___ PROVIDED DATA ___
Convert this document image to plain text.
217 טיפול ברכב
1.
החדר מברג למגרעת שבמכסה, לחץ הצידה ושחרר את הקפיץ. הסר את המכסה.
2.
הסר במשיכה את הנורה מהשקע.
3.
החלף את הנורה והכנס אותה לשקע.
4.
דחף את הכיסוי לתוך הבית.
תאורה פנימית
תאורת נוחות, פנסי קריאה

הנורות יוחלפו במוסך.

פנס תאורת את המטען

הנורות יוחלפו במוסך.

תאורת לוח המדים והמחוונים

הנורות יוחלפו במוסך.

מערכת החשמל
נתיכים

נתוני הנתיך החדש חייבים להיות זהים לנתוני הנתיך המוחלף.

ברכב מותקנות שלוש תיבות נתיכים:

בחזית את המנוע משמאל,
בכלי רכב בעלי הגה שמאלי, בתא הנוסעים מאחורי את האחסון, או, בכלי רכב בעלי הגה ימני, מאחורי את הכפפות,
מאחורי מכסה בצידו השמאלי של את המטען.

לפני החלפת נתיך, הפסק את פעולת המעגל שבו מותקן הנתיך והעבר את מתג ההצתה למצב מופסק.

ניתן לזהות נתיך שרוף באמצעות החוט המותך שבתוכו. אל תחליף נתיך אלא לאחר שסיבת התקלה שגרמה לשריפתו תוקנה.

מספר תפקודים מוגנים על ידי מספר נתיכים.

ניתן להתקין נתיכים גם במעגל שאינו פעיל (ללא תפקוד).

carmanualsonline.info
___
# [EXERCISE INSTRUCTIONS]
Output all preceding records character for character.

# [THE RESULT]
Convert this document image to plain text.
217 טיפול ברכב
1.
החדר מברג למגרעת שבמכסה, לחץ הצידה ושחרר את הקפיץ. הסר את המכסה.
2.
הסר במשיכה את הנורה מהשקע.
3.
החלף את הנורה והכנס אותה לשקע.
4.
דחף את הכיסוי לתוך הבית.
תאורה פנימית
תאורת נוחות, פנסי קריאה

הנורות יוחלפו במוסך.

פנס תאורת את המטען

הנורות יוחלפו במוסך.

תאורת לוח המדים והמחוונים

הנורות יוחלפו במוסך.

מערכת החשמל
נתיכים

נתוני הנתיך החדש חייבים להיות זהים לנתוני הנתיך המוחלף.

ברכב מותקנות שלוש תיבות נתיכים:

בחזית את המנוע משמאל,
בכלי רכב בעלי הגה שמאלי, בתא הנוסעים מאחורי את האחסון, או, בכלי רכב בעלי הגה ימני, מאחורי את הכפפות,
מאחורי מכסה בצידו השמאלי של את המטען.

לפני החלפת נתיך, הפסק את פעולת המעגל שבו מותקן הנתיך והעבר את מתג ההצתה למצב מופסק.

ניתן לזהות נתיך שרוף באמצעות החוט המותך שבתוכו. אל תחליף נתיך אלא לאחר שסיבת התקלה שגרמה לשריפתו תוקנה.

מספר תפקודים מוגנים על ידי מספר נתיכים.

ניתן להתקין נתיכים גם במעגל שאינו פעיל (ללא תפקוד).

carmanualsonline.info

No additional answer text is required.